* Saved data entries
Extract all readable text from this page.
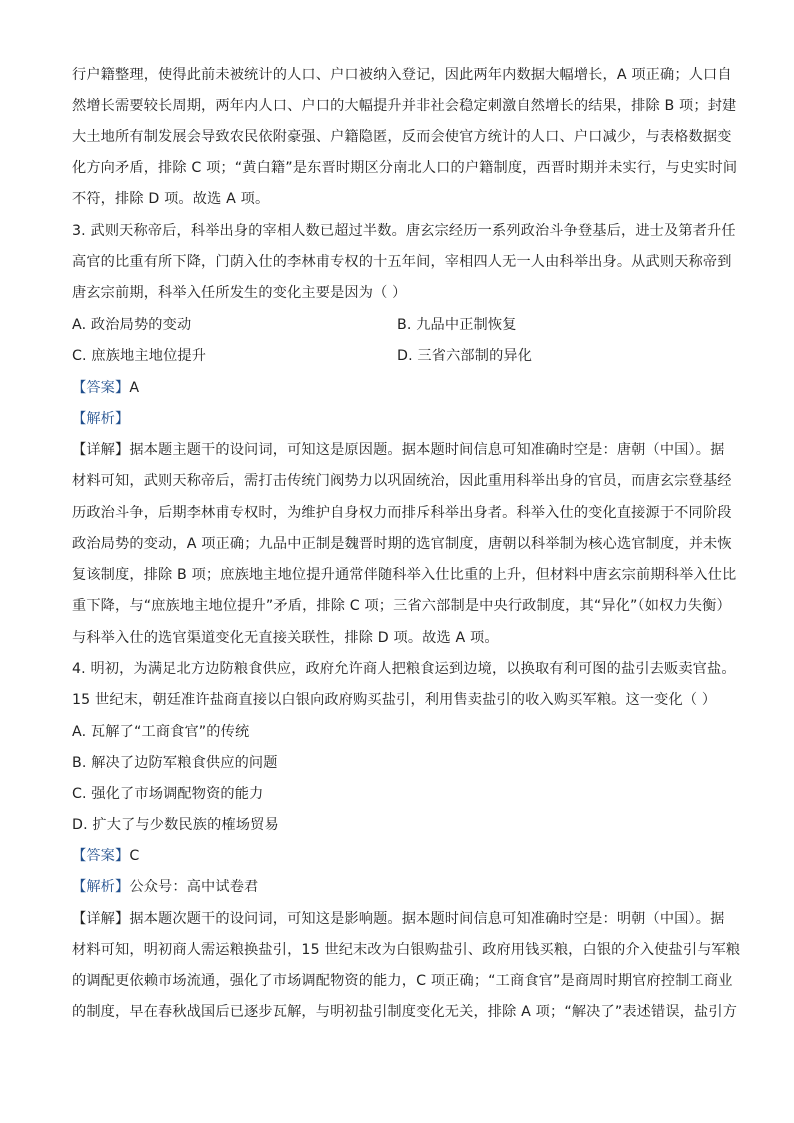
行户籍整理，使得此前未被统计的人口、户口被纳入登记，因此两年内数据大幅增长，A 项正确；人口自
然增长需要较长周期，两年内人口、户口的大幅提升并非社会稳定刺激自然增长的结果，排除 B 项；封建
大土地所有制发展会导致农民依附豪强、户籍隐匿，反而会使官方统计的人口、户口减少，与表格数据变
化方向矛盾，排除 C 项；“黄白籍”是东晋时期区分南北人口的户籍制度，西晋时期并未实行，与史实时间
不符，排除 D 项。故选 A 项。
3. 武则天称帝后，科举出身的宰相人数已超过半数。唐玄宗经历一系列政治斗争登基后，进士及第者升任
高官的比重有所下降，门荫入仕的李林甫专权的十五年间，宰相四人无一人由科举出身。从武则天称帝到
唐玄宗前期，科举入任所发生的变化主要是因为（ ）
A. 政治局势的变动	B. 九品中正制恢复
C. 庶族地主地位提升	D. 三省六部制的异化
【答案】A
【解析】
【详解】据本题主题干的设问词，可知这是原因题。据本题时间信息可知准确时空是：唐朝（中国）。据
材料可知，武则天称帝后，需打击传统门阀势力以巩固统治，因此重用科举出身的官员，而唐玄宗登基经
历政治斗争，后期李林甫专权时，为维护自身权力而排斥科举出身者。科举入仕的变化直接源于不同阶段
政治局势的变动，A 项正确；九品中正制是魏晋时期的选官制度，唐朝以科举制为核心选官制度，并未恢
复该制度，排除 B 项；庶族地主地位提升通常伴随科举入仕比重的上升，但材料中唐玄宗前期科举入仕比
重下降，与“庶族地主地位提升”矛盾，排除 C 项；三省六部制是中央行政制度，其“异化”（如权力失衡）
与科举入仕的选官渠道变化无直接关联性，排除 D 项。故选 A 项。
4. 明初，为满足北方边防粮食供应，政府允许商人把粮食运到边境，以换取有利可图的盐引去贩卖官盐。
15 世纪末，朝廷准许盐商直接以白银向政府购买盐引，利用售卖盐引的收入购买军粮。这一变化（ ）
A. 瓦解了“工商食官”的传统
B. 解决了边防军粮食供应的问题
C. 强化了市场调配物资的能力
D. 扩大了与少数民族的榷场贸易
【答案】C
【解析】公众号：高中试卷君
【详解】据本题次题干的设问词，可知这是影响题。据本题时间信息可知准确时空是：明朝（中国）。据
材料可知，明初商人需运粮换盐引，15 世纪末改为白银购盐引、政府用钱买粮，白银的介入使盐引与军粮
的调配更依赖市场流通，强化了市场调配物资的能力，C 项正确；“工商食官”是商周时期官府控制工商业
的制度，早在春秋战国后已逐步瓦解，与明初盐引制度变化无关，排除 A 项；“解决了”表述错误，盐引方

--

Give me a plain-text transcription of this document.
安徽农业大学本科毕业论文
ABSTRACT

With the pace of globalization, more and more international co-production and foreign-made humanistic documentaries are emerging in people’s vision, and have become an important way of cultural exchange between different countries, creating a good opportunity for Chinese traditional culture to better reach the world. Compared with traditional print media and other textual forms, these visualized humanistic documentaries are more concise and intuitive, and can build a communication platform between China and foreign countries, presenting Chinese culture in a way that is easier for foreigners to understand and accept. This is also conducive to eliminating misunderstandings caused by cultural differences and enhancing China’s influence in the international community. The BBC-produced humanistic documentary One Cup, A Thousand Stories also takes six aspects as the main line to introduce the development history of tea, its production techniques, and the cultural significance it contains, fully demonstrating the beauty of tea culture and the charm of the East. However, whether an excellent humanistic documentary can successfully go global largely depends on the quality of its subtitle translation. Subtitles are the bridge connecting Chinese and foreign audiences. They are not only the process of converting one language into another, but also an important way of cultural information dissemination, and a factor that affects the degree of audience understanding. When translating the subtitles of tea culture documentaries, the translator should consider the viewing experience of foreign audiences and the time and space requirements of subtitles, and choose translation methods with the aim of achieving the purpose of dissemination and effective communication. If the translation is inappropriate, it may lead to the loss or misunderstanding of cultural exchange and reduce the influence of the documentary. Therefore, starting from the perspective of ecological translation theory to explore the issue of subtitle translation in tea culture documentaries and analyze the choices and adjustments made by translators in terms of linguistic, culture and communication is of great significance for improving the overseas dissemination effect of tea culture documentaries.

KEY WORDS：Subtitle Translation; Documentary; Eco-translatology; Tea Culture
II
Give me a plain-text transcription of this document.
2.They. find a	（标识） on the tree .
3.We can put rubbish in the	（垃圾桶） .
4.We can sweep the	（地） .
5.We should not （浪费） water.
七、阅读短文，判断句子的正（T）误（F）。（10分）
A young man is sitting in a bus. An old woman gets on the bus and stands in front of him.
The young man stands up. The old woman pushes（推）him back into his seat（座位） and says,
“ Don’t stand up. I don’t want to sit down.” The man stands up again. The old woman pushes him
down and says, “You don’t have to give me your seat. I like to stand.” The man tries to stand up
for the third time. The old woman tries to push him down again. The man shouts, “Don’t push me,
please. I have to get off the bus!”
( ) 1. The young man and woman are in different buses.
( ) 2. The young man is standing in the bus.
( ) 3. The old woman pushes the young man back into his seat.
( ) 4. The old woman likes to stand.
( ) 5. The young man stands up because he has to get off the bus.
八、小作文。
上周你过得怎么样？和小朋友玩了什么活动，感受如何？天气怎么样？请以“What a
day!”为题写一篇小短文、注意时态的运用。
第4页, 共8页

--

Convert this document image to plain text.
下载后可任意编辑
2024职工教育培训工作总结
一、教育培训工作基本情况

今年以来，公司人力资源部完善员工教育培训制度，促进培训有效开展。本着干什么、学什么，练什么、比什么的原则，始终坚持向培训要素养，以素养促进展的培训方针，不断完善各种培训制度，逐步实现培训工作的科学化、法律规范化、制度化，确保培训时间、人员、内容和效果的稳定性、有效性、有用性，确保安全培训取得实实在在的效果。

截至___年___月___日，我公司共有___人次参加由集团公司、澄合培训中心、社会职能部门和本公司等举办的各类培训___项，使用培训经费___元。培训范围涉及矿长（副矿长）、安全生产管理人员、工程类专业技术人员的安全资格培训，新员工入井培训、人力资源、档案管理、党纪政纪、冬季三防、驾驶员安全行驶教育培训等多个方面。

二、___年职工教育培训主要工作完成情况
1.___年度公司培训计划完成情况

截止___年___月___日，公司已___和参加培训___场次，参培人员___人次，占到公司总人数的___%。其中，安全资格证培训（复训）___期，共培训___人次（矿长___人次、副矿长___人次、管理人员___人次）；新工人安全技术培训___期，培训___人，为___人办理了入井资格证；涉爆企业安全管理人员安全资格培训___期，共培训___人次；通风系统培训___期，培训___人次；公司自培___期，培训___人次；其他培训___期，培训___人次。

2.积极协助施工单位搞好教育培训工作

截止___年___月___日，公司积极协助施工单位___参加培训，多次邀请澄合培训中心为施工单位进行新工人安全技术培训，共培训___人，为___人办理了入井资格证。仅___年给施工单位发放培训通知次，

* Aim of the task
For each line above that contains the word "back", copy that line.

* Response
The young man stands up. The old woman pushes（推）him back into his seat（座位） and says,
( ) 3. The old woman pushes the young man back into his seat.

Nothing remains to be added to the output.